Data items
######

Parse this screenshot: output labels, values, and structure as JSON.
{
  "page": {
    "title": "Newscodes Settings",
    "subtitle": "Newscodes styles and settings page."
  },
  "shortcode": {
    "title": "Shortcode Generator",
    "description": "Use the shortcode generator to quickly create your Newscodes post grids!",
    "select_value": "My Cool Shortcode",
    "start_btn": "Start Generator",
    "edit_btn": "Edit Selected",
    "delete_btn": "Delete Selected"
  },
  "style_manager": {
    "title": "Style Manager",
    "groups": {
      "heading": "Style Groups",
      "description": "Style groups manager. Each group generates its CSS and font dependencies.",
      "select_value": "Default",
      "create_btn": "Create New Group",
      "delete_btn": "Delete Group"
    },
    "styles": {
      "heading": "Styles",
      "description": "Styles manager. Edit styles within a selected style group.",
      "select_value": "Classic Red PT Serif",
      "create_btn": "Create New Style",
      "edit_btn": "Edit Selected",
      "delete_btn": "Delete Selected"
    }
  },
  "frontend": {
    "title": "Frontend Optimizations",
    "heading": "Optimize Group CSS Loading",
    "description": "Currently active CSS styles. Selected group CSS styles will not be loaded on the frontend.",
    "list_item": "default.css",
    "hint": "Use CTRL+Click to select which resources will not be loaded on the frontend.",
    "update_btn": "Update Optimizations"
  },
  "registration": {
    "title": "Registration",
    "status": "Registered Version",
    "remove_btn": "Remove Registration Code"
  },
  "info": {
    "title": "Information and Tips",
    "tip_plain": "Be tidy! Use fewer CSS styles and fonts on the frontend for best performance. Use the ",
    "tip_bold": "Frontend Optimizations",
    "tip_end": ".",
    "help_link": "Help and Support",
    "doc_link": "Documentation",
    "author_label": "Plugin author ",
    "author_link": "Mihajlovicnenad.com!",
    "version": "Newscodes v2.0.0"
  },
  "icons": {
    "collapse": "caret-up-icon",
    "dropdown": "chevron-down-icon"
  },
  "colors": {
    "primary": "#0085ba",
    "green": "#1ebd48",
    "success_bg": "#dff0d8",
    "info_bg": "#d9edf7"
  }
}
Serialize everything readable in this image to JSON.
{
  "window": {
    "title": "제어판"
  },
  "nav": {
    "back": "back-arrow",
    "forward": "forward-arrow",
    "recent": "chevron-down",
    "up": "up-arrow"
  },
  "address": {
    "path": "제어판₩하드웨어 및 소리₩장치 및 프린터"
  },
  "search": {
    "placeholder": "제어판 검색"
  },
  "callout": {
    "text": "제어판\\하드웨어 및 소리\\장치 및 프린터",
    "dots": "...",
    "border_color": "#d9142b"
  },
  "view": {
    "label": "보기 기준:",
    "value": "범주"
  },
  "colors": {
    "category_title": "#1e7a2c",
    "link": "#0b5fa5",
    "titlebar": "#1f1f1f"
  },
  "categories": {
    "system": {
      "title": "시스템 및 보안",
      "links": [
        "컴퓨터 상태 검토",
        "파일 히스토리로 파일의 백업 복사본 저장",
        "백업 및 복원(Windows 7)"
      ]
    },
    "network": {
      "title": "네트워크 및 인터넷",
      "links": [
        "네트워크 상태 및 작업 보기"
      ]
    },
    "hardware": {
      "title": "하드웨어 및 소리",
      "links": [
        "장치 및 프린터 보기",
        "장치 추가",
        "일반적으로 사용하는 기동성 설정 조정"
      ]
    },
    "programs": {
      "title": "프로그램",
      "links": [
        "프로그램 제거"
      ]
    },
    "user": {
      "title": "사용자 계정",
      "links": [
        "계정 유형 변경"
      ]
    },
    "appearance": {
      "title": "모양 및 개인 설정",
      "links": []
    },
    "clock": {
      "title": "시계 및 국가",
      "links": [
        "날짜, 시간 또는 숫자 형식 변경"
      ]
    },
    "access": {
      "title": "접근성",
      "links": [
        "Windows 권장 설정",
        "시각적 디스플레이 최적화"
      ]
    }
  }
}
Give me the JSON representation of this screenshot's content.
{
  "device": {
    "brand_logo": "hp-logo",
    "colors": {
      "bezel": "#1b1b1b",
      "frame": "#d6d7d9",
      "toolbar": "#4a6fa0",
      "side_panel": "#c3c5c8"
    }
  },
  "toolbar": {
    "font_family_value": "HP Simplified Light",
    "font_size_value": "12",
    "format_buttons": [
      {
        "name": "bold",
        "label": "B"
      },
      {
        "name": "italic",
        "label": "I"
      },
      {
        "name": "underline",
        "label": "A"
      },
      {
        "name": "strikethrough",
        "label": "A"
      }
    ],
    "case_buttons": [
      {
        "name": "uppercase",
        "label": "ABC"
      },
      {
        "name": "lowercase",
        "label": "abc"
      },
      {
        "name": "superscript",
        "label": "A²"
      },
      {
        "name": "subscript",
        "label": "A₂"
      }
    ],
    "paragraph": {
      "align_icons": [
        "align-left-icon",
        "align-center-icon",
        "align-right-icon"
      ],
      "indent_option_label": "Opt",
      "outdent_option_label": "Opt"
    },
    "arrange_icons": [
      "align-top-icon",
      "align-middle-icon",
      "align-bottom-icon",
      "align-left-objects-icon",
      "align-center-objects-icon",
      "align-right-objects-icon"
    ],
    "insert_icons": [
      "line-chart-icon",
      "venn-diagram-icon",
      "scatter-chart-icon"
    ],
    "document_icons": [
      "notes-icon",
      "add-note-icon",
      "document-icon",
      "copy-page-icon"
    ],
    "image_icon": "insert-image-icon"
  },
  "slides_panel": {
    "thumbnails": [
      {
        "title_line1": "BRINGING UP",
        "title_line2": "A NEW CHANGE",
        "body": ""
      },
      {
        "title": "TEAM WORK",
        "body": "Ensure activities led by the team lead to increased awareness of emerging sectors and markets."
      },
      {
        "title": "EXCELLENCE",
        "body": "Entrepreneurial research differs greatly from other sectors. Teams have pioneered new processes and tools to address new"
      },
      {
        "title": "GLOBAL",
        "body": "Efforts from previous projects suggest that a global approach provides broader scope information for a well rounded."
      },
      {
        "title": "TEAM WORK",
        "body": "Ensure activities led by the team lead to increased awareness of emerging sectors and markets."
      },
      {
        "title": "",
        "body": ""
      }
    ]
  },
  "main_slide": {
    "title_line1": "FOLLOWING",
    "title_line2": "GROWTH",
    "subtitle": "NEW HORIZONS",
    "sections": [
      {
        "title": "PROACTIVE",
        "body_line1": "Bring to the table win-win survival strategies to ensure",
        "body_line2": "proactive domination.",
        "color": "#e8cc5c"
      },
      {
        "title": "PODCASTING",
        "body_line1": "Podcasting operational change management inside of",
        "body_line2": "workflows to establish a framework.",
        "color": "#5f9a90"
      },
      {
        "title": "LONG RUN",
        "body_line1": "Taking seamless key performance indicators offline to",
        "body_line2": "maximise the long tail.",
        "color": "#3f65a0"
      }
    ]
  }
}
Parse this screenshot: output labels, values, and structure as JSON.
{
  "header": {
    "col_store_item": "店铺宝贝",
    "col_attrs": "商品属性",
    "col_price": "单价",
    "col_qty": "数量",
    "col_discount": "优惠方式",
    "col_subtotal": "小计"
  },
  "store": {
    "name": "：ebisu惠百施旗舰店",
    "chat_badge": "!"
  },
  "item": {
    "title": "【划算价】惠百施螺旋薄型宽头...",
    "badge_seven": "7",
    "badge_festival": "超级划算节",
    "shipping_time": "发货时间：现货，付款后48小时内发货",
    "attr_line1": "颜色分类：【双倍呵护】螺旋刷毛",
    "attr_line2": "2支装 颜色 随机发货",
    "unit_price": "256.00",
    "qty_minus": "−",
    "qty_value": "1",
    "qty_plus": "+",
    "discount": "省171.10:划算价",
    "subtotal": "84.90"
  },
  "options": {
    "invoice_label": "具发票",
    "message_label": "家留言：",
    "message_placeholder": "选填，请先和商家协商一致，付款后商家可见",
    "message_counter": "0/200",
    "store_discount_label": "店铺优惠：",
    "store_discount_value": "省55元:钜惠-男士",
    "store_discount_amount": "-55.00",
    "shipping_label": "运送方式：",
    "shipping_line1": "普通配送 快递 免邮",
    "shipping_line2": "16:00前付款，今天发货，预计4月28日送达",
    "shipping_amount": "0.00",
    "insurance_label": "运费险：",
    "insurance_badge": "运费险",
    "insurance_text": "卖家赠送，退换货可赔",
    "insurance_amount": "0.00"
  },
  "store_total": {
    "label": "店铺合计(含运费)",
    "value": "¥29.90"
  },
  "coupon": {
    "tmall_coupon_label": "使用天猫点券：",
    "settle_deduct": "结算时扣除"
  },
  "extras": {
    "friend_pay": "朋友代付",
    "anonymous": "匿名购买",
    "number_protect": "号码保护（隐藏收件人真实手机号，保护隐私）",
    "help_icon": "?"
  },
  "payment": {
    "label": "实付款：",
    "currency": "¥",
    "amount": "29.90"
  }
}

######

• [Problem details]: Go through the material above and count the lines that include "heading". Give the number alone.

• [Result]: 3